Google+ Hoopla Hiding a Real Danger?

Last week, the world was buzzing about Google+.    I got an invitation, but I haven’t tried it yet.  I probably won’t until absolutely forced to do so.  But the hoopla surrounding its launch got me thinking about all the other social media networks out there already, and what makes this one different.

Here in the U.S., over 30 million people each month visit:

And that’s just in the U.S.  IB Times has an interesting list of the Top 10 social networks in other countries — many of them with features that U.S. social networks may add in the future. 

So the question is, can Google capture the same kind of global audience for Google+ that it has for email, search, and (ugh) Google Docs?  Frankly, I hope not.  I wouldn’t mind at all if Google+ followed Google Wave into obscurity.  Why?  I don’t like Google’s terms of service — and if you’re a photographer, writer, or creative person of any kind, perhaps you shouldn’t, either.

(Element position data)

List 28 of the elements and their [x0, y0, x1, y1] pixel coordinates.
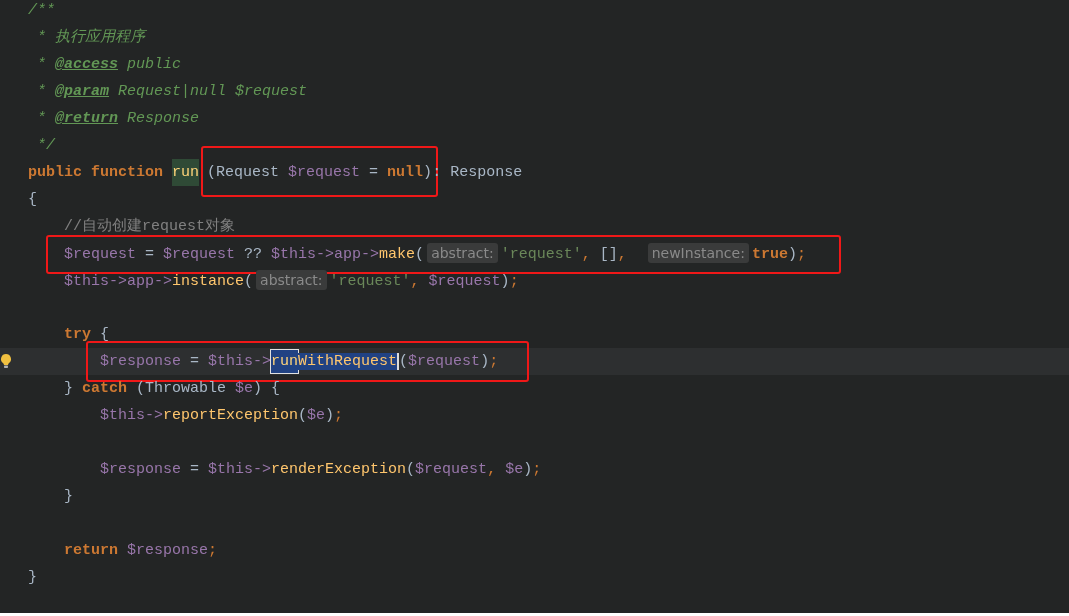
code-text: 'request', $request); [329, 273, 519, 290]
code-text: { [28, 191, 37, 208]
code-text: /** [28, 2, 55, 19]
code-text: try { [63, 326, 110, 343]
code-text: return $response; [63, 542, 218, 559]
parameter-hint: abstract: [427, 243, 498, 263]
code-text: : Response [432, 164, 523, 181]
code-text: * 执行应用程序 [36, 29, 145, 46]
code-text: //自动创建request对象 [63, 218, 236, 235]
code-text: $request = $request ?? $this->app->make( [64, 246, 425, 263]
code-text: $this->app->instance( [63, 273, 254, 290]
code-text: } catch (Throwable $e) { [63, 380, 281, 397]
code-text: 'request', [], [500, 246, 628, 263]
code-text: public function run [28, 159, 200, 186]
code-text: } [63, 488, 73, 505]
parameter-hint: newInstance: [647, 243, 749, 263]
code-text: (Request $request = null) [207, 164, 433, 181]
lightbulb-icon[interactable] [0, 353, 12, 369]
code-text: $response = $this->runWithRequest($request); [100, 350, 499, 373]
code-text: * @access public [36, 56, 182, 73]
code-text: $this->reportException($e); [99, 407, 344, 424]
code-text: true); [751, 246, 806, 263]
code-text: */ [36, 137, 55, 154]
code-text: * @param Request|null $request [36, 83, 308, 100]
code-text: } [28, 569, 37, 586]
parameter-hint: abstract: [256, 270, 327, 290]
code-text: * @return Response [36, 110, 200, 127]
code-text: $response = $this->renderException($request, $e); [99, 461, 542, 478]
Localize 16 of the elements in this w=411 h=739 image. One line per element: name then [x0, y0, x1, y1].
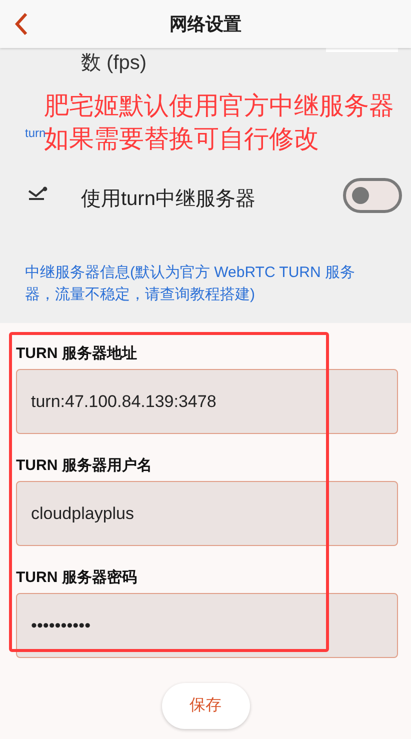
field-label: TURN 服务器密码 [16, 568, 138, 588]
annotation-text: 肥宅姬默认使用官方中继服务器 如果需要替换可自行修改 [44, 91, 394, 155]
setting-label: 使用turn中继服务器 [81, 187, 256, 212]
toggle-switch[interactable] [343, 178, 402, 213]
back-icon [14, 12, 28, 36]
field-label: TURN 服务器地址 [16, 344, 138, 364]
relay-icon [28, 186, 48, 200]
input-field[interactable]: •••••••••• [16, 593, 398, 658]
field-label: TURN 服务器用户名 [16, 456, 153, 476]
save-button[interactable]: 保存 [162, 683, 250, 729]
setting-label: 数 (fps) [81, 51, 147, 76]
input-field[interactable]: cloudplayplus [16, 481, 398, 546]
section-header: turn [25, 125, 46, 140]
info-text: 中继服务器信息(默认为官方 WebRTC TURN 服务器，流量不稳定，请查询教程搭建) [25, 263, 356, 305]
page-title: 网络设置 [170, 12, 242, 36]
input-field[interactable]: turn:47.100.84.139:3478 [16, 369, 398, 434]
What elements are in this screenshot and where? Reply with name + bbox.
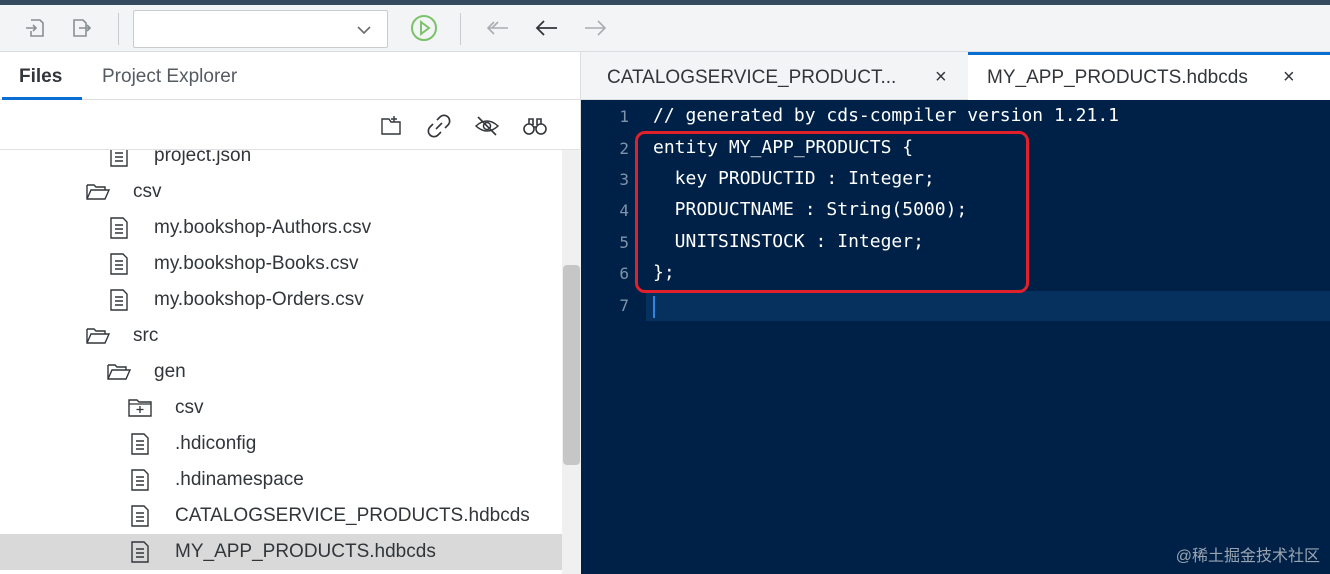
line-number: 4 <box>619 201 629 220</box>
tree-item-catalogservice-products[interactable]: CATALOGSERVICE_PRODUCTS.hdbcds <box>0 498 562 534</box>
toolbar <box>0 5 1330 52</box>
link-icon[interactable] <box>425 112 453 140</box>
file-icon <box>128 540 152 564</box>
tree-item-gen[interactable]: gen <box>0 354 562 390</box>
tree-item-label: gen <box>154 361 186 382</box>
tree-item-my-app-products[interactable]: MY_APP_PRODUCTS.hdbcds <box>0 534 562 570</box>
files-panel: Files Project Explorer project.json csv … <box>0 52 581 574</box>
tree-item-label: .hdinamespace <box>175 469 304 490</box>
toolbar-separator <box>118 13 119 45</box>
tree-item-project-json[interactable]: project.json <box>0 150 562 174</box>
watermark: @稀土掘金技术社区 <box>1175 548 1320 565</box>
tree-item-src[interactable]: src <box>0 318 562 354</box>
code-line: // generated by cds-compiler version 1.2… <box>653 105 1119 126</box>
close-icon[interactable]: × <box>1283 66 1295 89</box>
line-number: 1 <box>619 107 629 126</box>
tab-my-app-products[interactable]: MY_APP_PRODUCTS.hdbcds × <box>968 52 1330 100</box>
tree-scrollbar-thumb[interactable] <box>563 265 580 465</box>
tab-title: MY_APP_PRODUCTS.hdbcds <box>987 67 1248 88</box>
hide-icon[interactable] <box>473 112 501 140</box>
tree-item-label: src <box>133 325 159 346</box>
folder-plus-icon <box>127 396 152 420</box>
run-icon[interactable] <box>409 13 439 43</box>
sidebar-tabs: Files Project Explorer <box>0 52 581 100</box>
tab-title: CATALOGSERVICE_PRODUCT... <box>607 67 897 88</box>
new-folder-icon[interactable] <box>377 112 405 140</box>
text-caret <box>653 296 655 318</box>
tab-catalogservice-products[interactable]: CATALOGSERVICE_PRODUCT... × <box>581 52 968 100</box>
forward-icon[interactable] <box>580 13 610 43</box>
tree-item-books-csv[interactable]: my.bookshop-Books.csv <box>0 246 562 282</box>
tree-item-label: csv <box>133 181 162 202</box>
tree-item-orders-csv[interactable]: my.bookshop-Orders.csv <box>0 282 562 318</box>
line-number: 2 <box>619 139 629 158</box>
tree-item-gen-csv[interactable]: csv <box>0 390 562 426</box>
close-icon[interactable]: × <box>935 66 947 89</box>
file-icon <box>128 504 152 528</box>
line-number: 6 <box>619 264 629 283</box>
tree-item-label: CATALOGSERVICE_PRODUCTS.hdbcds <box>175 505 530 526</box>
line-number: 3 <box>619 170 629 189</box>
tree-item-hdinamespace[interactable]: .hdinamespace <box>0 462 562 498</box>
files-toolbar <box>0 100 581 150</box>
tab-project-explorer[interactable]: Project Explorer <box>102 66 237 88</box>
chevron-down-icon <box>355 21 373 44</box>
back-all-icon[interactable] <box>484 13 514 43</box>
annotation-highlight-box <box>635 131 1029 293</box>
tab-files[interactable]: Files <box>19 66 62 88</box>
binoculars-icon[interactable] <box>521 112 549 140</box>
file-icon <box>107 216 131 240</box>
folder-open-icon <box>85 324 111 348</box>
back-icon[interactable] <box>532 13 562 43</box>
file-icon <box>107 288 131 312</box>
tree-item-label: .hdiconfig <box>175 433 257 454</box>
editor-tabs: CATALOGSERVICE_PRODUCT... × MY_APP_PRODU… <box>581 52 1330 100</box>
tree-item-label: csv <box>175 397 204 418</box>
tree-item-hdiconfig[interactable]: .hdiconfig <box>0 426 562 462</box>
toolbar-separator <box>460 13 461 45</box>
tree-item-label: project.json <box>154 150 252 166</box>
tree-item-label: my.bookshop-Orders.csv <box>154 289 364 310</box>
export-icon[interactable] <box>66 13 96 43</box>
current-line-highlight <box>646 291 1330 321</box>
run-configuration-select[interactable] <box>133 10 388 48</box>
import-icon[interactable] <box>20 13 50 43</box>
line-number: 7 <box>619 296 629 315</box>
tree-item-label: my.bookshop-Books.csv <box>154 253 359 274</box>
tree-item-label: my.bookshop-Authors.csv <box>154 217 372 238</box>
code-editor[interactable]: 1 2 3 4 5 6 7 // generated by cds-compil… <box>581 100 1330 574</box>
tree-item-csv[interactable]: csv <box>0 174 562 210</box>
folder-open-icon <box>106 360 132 384</box>
tree-item-authors-csv[interactable]: my.bookshop-Authors.csv <box>0 210 562 246</box>
line-number: 5 <box>619 233 629 252</box>
file-icon <box>107 150 131 168</box>
folder-open-icon <box>85 180 111 204</box>
file-icon <box>107 252 131 276</box>
tree-item-label: MY_APP_PRODUCTS.hdbcds <box>175 541 436 562</box>
file-tree: project.json csv my.bookshop-Authors.csv… <box>0 150 562 574</box>
file-icon <box>128 468 152 492</box>
file-icon <box>128 432 152 456</box>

Directives:
1. In the Google+ post, which earlier Google product does the author wish Google+ would follow into obscurity?
2. State whether each statement agrees with the Google+ post. Give yes or no and quote the deciding words.
(a) The author has already tried Google+.
(b) IB Times has a list of the Top 10 social networks in other countries.
(c) The author likes Google's terms of service.

Answers to the exercise:
1. Google Wave

2.
(a) No: "I got an invitation, but I haven’t tried it yet."
(b) Yes: "IB Times has an interesting list of the Top 10 social networks in other countries"
(c) No: "I don’t like Google’s terms of service"